[Begin Dataset extract]
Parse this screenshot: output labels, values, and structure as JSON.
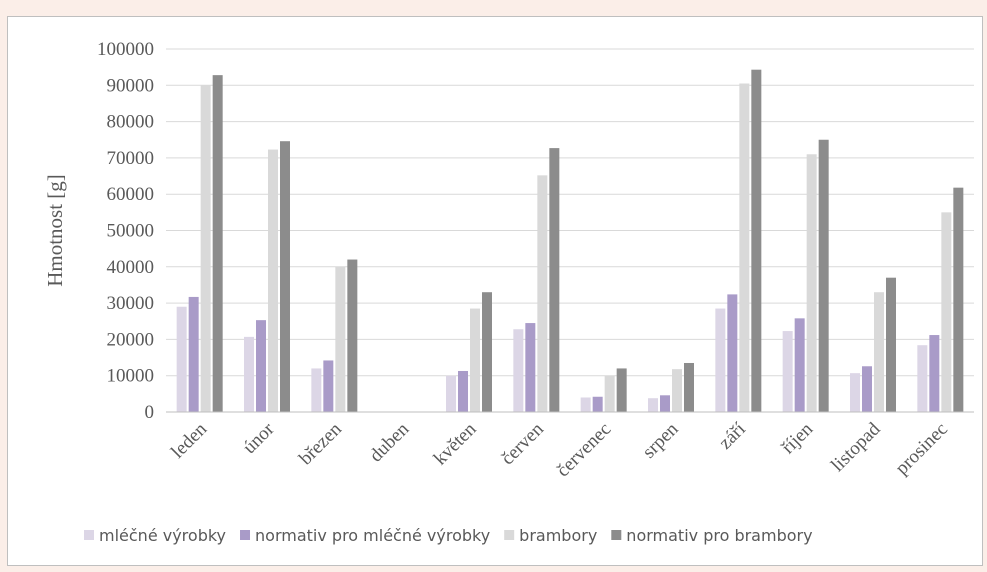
{
  "chart_data": {
    "type": "bar",
    "title": "",
    "xlabel": "",
    "ylabel": "Hmotnost [g]",
    "ylim": [
      0,
      100000
    ],
    "yticks": [
      0,
      10000,
      20000,
      30000,
      40000,
      50000,
      60000,
      70000,
      80000,
      90000,
      100000
    ],
    "grid": true,
    "legend_position": "bottom",
    "categories": [
      "leden",
      "únor",
      "březen",
      "duben",
      "květen",
      "červen",
      "červenec",
      "srpen",
      "září",
      "říjen",
      "listopad",
      "prosinec"
    ],
    "series": [
      {
        "name": "mléčné výrobky",
        "color": "#dcd6e6",
        "values": [
          29000,
          20700,
          12000,
          0,
          10000,
          22800,
          4000,
          3800,
          28500,
          22300,
          10700,
          18400
        ]
      },
      {
        "name": "normativ pro mléčné výrobky",
        "color": "#a99bc8",
        "values": [
          31700,
          25300,
          14200,
          0,
          11300,
          24500,
          4200,
          4600,
          32400,
          25800,
          12600,
          21200
        ]
      },
      {
        "name": "brambory",
        "color": "#d9d9d9",
        "values": [
          90000,
          72300,
          40000,
          0,
          28500,
          65200,
          10000,
          11800,
          90500,
          71000,
          33000,
          55000
        ]
      },
      {
        "name": "normativ pro brambory",
        "color": "#8c8c8c",
        "values": [
          92800,
          74600,
          42000,
          0,
          33000,
          72700,
          12000,
          13500,
          94300,
          75000,
          37000,
          61800
        ]
      }
    ]
  }
}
[End Dataset extract]
■ Given exercise
Copy every record character for character. Skip the pictures.

■ Written answer
Parse this screenshot: output labels, values, and structure as JSON.
{
  "chart_data": {
    "type": "bar",
    "title": "",
    "xlabel": "",
    "ylabel": "Hmotnost [g]",
    "ylim": [
      0,
      100000
    ],
    "yticks": [
      0,
      10000,
      20000,
      30000,
      40000,
      50000,
      60000,
      70000,
      80000,
      90000,
      100000
    ],
    "grid": true,
    "legend_position": "bottom",
    "categories": [
      "leden",
      "únor",
      "březen",
      "duben",
      "květen",
      "červen",
      "červenec",
      "srpen",
      "září",
      "říjen",
      "listopad",
      "prosinec"
    ],
    "series": [
      {
        "name": "mléčné výrobky",
        "color": "#dcd6e6",
        "values": [
          29000,
          20700,
          12000,
          0,
          10000,
          22800,
          4000,
          3800,
          28500,
          22300,
          10700,
          18400
        ]
      },
      {
        "name": "normativ pro mléčné výrobky",
        "color": "#a99bc8",
        "values": [
          31700,
          25300,
          14200,
          0,
          11300,
          24500,
          4200,
          4600,
          32400,
          25800,
          12600,
          21200
        ]
      },
      {
        "name": "brambory",
        "color": "#d9d9d9",
        "values": [
          90000,
          72300,
          40000,
          0,
          28500,
          65200,
          10000,
          11800,
          90500,
          71000,
          33000,
          55000
        ]
      },
      {
        "name": "normativ pro brambory",
        "color": "#8c8c8c",
        "values": [
          92800,
          74600,
          42000,
          0,
          33000,
          72700,
          12000,
          13500,
          94300,
          75000,
          37000,
          61800
        ]
      }
    ]
  }
}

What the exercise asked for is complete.